- **Given task**
Could you transcribe every record below exactly as written, leaving out any pictures?

- **Exercise material**
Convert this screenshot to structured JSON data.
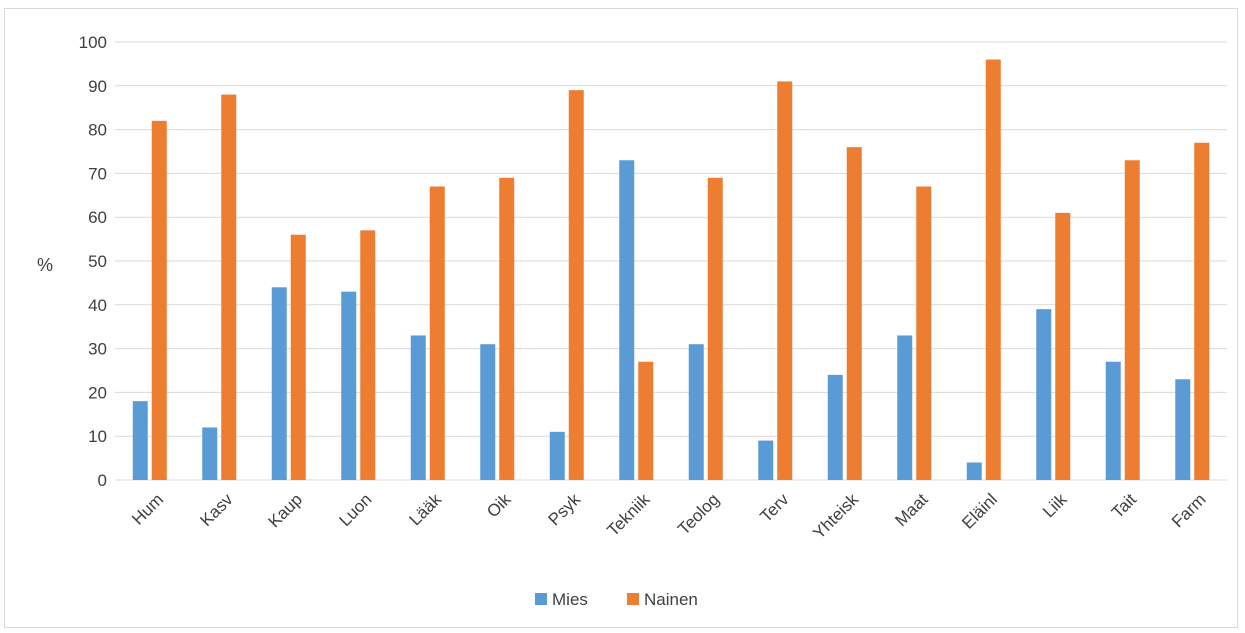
{
  "chart_data": {
    "type": "bar",
    "title": "",
    "xlabel": "",
    "ylabel": "%",
    "ylim": [
      0,
      100
    ],
    "yticks": [
      0,
      10,
      20,
      30,
      40,
      50,
      60,
      70,
      80,
      90,
      100
    ],
    "grid": true,
    "legend_position": "bottom",
    "categories": [
      "Hum",
      "Kasv",
      "Kaup",
      "Luon",
      "Lääk",
      "Oik",
      "Psyk",
      "Tekniik",
      "Teolog",
      "Terv",
      "Yhteisk",
      "Maat",
      "Eläinl",
      "Liik",
      "Tait",
      "Farm"
    ],
    "series": [
      {
        "name": "Mies",
        "color": "#5b9bd5",
        "values": [
          18,
          12,
          44,
          43,
          33,
          31,
          11,
          73,
          31,
          9,
          24,
          33,
          4,
          39,
          27,
          23
        ]
      },
      {
        "name": "Nainen",
        "color": "#ed7d31",
        "values": [
          82,
          88,
          56,
          57,
          67,
          69,
          89,
          27,
          69,
          91,
          76,
          67,
          96,
          61,
          73,
          77
        ]
      }
    ]
  }
}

- **Exercise answer**
Convert this screenshot to structured JSON data.
{
  "chart_data": {
    "type": "bar",
    "title": "",
    "xlabel": "",
    "ylabel": "%",
    "ylim": [
      0,
      100
    ],
    "yticks": [
      0,
      10,
      20,
      30,
      40,
      50,
      60,
      70,
      80,
      90,
      100
    ],
    "grid": true,
    "legend_position": "bottom",
    "categories": [
      "Hum",
      "Kasv",
      "Kaup",
      "Luon",
      "Lääk",
      "Oik",
      "Psyk",
      "Tekniik",
      "Teolog",
      "Terv",
      "Yhteisk",
      "Maat",
      "Eläinl",
      "Liik",
      "Tait",
      "Farm"
    ],
    "series": [
      {
        "name": "Mies",
        "color": "#5b9bd5",
        "values": [
          18,
          12,
          44,
          43,
          33,
          31,
          11,
          73,
          31,
          9,
          24,
          33,
          4,
          39,
          27,
          23
        ]
      },
      {
        "name": "Nainen",
        "color": "#ed7d31",
        "values": [
          82,
          88,
          56,
          57,
          67,
          69,
          89,
          27,
          69,
          91,
          76,
          67,
          96,
          61,
          73,
          77
        ]
      }
    ]
  }
}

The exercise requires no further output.